WHAT NEEDS TO BE DONE ->
Check each line of the material below, and copy it if it holds the string "JSON".

** START STORED ROWS **

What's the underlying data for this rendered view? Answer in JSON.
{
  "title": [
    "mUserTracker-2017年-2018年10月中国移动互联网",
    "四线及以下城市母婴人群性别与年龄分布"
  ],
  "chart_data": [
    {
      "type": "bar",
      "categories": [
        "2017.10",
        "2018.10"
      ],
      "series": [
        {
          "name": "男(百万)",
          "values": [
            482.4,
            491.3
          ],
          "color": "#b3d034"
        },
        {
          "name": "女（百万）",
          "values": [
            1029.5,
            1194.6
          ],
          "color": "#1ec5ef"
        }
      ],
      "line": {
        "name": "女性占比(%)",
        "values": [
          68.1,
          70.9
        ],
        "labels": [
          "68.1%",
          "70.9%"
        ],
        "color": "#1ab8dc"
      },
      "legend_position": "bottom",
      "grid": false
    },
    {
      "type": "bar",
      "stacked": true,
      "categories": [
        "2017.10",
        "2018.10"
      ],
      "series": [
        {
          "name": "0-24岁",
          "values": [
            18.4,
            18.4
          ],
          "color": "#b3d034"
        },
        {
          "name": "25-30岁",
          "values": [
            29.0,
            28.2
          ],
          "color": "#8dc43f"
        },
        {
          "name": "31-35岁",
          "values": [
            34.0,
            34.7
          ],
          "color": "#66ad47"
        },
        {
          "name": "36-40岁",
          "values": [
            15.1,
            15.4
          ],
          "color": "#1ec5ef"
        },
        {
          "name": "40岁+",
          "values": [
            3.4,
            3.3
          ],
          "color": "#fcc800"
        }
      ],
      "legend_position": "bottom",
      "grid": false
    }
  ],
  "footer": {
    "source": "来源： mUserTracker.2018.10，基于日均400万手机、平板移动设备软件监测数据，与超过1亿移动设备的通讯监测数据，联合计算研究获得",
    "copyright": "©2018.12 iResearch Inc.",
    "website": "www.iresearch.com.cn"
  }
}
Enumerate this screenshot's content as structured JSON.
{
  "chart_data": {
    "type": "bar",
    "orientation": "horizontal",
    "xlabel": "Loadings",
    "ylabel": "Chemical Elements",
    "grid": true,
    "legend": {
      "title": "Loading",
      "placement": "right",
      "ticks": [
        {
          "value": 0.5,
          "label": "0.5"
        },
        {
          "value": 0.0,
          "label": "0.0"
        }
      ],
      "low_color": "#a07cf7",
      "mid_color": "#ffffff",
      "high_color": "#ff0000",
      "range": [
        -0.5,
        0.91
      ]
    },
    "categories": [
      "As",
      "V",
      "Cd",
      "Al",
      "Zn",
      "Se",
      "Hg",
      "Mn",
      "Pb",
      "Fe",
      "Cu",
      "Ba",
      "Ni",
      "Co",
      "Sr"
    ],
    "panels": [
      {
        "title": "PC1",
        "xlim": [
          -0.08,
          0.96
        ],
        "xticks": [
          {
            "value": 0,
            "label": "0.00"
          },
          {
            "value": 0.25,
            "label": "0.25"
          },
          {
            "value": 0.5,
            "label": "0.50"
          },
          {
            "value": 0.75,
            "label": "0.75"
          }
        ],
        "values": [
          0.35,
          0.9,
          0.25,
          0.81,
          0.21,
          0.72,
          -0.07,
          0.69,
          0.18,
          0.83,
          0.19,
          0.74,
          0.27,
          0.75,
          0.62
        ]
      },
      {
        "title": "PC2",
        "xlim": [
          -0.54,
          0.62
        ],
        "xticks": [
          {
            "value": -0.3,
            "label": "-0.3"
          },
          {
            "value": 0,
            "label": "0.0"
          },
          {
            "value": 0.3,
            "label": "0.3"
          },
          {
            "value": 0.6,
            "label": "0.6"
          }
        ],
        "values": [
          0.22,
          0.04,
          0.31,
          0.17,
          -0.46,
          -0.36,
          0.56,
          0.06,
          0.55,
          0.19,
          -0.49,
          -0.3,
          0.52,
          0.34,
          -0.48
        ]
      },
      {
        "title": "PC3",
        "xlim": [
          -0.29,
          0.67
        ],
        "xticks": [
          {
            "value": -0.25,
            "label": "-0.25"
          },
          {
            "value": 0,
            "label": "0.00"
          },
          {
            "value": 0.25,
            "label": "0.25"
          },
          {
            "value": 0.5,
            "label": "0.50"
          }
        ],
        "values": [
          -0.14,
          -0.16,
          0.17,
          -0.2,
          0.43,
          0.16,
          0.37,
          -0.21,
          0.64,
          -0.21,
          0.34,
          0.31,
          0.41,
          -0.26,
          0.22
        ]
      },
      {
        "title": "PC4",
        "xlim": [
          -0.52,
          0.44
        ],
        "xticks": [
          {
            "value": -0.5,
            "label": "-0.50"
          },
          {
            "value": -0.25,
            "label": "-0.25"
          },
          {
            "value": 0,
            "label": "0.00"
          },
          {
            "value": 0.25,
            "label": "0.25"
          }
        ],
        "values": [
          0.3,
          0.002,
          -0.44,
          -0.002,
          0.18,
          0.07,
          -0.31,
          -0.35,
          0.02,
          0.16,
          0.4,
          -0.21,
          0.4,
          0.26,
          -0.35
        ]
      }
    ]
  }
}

** END STORED ROWS **

RESPONSE TO THIS TASK ->
What's the underlying data for this rendered view? Answer in JSON.
Enumerate this screenshot's content as structured JSON.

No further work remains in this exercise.